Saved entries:
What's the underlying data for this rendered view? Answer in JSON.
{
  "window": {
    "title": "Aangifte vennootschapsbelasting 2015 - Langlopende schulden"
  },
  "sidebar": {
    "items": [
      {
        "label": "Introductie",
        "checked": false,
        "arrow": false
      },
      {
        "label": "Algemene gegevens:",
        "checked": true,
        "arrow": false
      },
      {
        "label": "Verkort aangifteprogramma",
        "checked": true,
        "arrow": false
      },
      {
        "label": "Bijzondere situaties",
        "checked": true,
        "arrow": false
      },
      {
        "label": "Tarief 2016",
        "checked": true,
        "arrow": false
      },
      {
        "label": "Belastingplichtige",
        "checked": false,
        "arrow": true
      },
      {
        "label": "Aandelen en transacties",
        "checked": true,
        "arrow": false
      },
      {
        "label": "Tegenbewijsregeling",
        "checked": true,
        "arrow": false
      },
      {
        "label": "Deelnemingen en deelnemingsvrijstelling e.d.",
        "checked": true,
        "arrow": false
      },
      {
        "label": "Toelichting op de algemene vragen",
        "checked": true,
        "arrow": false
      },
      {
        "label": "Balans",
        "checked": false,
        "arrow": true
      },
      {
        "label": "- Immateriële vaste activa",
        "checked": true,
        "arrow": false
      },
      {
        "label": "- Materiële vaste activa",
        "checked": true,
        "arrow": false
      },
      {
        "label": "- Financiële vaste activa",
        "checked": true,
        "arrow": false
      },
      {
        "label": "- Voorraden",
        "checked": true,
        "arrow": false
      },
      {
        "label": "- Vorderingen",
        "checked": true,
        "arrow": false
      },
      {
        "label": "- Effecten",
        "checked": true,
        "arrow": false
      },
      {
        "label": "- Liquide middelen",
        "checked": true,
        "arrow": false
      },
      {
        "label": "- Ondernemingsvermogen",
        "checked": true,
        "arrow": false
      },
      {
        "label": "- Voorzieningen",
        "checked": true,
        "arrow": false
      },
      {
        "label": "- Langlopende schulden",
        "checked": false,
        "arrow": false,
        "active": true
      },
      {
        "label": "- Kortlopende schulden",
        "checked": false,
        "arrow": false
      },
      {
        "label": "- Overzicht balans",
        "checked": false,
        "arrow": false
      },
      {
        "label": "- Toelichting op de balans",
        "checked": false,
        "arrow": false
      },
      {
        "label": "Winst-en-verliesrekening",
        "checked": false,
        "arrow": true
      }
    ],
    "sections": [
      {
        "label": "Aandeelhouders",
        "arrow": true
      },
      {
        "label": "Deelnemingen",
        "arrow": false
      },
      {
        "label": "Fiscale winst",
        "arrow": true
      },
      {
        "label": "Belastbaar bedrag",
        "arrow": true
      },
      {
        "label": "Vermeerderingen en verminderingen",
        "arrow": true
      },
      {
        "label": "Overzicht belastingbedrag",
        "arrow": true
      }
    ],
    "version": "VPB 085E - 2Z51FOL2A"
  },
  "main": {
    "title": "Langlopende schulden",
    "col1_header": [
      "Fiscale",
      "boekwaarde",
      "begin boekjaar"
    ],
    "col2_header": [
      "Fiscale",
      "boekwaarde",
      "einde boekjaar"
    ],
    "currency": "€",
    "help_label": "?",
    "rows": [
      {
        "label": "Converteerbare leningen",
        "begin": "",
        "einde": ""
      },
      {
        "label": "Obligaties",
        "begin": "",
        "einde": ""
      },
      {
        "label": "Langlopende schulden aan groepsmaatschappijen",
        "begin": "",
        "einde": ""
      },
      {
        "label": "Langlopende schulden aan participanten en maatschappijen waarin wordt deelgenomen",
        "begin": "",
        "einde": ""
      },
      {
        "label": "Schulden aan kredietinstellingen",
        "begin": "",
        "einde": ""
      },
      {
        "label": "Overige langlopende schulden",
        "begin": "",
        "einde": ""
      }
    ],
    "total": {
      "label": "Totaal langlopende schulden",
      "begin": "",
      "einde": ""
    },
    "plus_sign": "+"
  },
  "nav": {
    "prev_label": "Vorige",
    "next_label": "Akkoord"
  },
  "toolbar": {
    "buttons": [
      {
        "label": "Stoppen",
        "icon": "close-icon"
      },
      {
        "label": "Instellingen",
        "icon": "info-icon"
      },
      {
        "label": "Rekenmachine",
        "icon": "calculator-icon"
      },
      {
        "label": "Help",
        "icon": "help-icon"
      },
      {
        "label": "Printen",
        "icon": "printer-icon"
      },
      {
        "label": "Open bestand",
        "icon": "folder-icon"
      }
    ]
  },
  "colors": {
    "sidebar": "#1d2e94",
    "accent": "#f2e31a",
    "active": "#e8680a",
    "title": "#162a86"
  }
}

Problem details: Retype the entries above. Match them exactly.

Output of the exercise:
What's the underlying data for this rendered view? Answer in JSON.
{
  "window": {
    "title": "Aangifte vennootschapsbelasting 2015 - Langlopende schulden"
  },
  "sidebar": {
    "items": [
      {
        "label": "Introductie",
        "checked": false,
        "arrow": false
      },
      {
        "label": "Algemene gegevens:",
        "checked": true,
        "arrow": false
      },
      {
        "label": "Verkort aangifteprogramma",
        "checked": true,
        "arrow": false
      },
      {
        "label": "Bijzondere situaties",
        "checked": true,
        "arrow": false
      },
      {
        "label": "Tarief 2016",
        "checked": true,
        "arrow": false
      },
      {
        "label": "Belastingplichtige",
        "checked": false,
        "arrow": true
      },
      {
        "label": "Aandelen en transacties",
        "checked": true,
        "arrow": false
      },
      {
        "label": "Tegenbewijsregeling",
        "checked": true,
        "arrow": false
      },
      {
        "label": "Deelnemingen en deelnemingsvrijstelling e.d.",
        "checked": true,
        "arrow": false
      },
      {
        "label": "Toelichting op de algemene vragen",
        "checked": true,
        "arrow": false
      },
      {
        "label": "Balans",
        "checked": false,
        "arrow": true
      },
      {
        "label": "- Immateriële vaste activa",
        "checked": true,
        "arrow": false
      },
      {
        "label": "- Materiële vaste activa",
        "checked": true,
        "arrow": false
      },
      {
        "label": "- Financiële vaste activa",
        "checked": true,
        "arrow": false
      },
      {
        "label": "- Voorraden",
        "checked": true,
        "arrow": false
      },
      {
        "label": "- Vorderingen",
        "checked": true,
        "arrow": false
      },
      {
        "label": "- Effecten",
        "checked": true,
        "arrow": false
      },
      {
        "label": "- Liquide middelen",
        "checked": true,
        "arrow": false
      },
      {
        "label": "- Ondernemingsvermogen",
        "checked": true,
        "arrow": false
      },
      {
        "label": "- Voorzieningen",
        "checked": true,
        "arrow": false
      },
      {
        "label": "- Langlopende schulden",
        "checked": false,
        "arrow": false,
        "active": true
      },
      {
        "label": "- Kortlopende schulden",
        "checked": false,
        "arrow": false
      },
      {
        "label": "- Overzicht balans",
        "checked": false,
        "arrow": false
      },
      {
        "label": "- Toelichting op de balans",
        "checked": false,
        "arrow": false
      },
      {
        "label": "Winst-en-verliesrekening",
        "checked": false,
        "arrow": true
      }
    ],
    "sections": [
      {
        "label": "Aandeelhouders",
        "arrow": true
      },
      {
        "label": "Deelnemingen",
        "arrow": false
      },
      {
        "label": "Fiscale winst",
        "arrow": true
      },
      {
        "label": "Belastbaar bedrag",
        "arrow": true
      },
      {
        "label": "Vermeerderingen en verminderingen",
        "arrow": true
      },
      {
        "label": "Overzicht belastingbedrag",
        "arrow": true
      }
    ],
    "version": "VPB 085E - 2Z51FOL2A"
  },
  "main": {
    "title": "Langlopende schulden",
    "col1_header": [
      "Fiscale",
      "boekwaarde",
      "begin boekjaar"
    ],
    "col2_header": [
      "Fiscale",
      "boekwaarde",
      "einde boekjaar"
    ],
    "currency": "€",
    "help_label": "?",
    "rows": [
      {
        "label": "Converteerbare leningen",
        "begin": "",
        "einde": ""
      },
      {
        "label": "Obligaties",
        "begin": "",
        "einde": ""
      },
      {
        "label": "Langlopende schulden aan groepsmaatschappijen",
        "begin": "",
        "einde": ""
      },
      {
        "label": "Langlopende schulden aan participanten en maatschappijen waarin wordt deelgenomen",
        "begin": "",
        "einde": ""
      },
      {
        "label": "Schulden aan kredietinstellingen",
        "begin": "",
        "einde": ""
      },
      {
        "label": "Overige langlopende schulden",
        "begin": "",
        "einde": ""
      }
    ],
    "total": {
      "label": "Totaal langlopende schulden",
      "begin": "",
      "einde": ""
    },
    "plus_sign": "+"
  },
  "nav": {
    "prev_label": "Vorige",
    "next_label": "Akkoord"
  },
  "toolbar": {
    "buttons": [
      {
        "label": "Stoppen",
        "icon": "close-icon"
      },
      {
        "label": "Instellingen",
        "icon": "info-icon"
      },
      {
        "label": "Rekenmachine",
        "icon": "calculator-icon"
      },
      {
        "label": "Help",
        "icon": "help-icon"
      },
      {
        "label": "Printen",
        "icon": "printer-icon"
      },
      {
        "label": "Open bestand",
        "icon": "folder-icon"
      }
    ]
  },
  "colors": {
    "sidebar": "#1d2e94",
    "accent": "#f2e31a",
    "active": "#e8680a",
    "title": "#162a86"
  }
}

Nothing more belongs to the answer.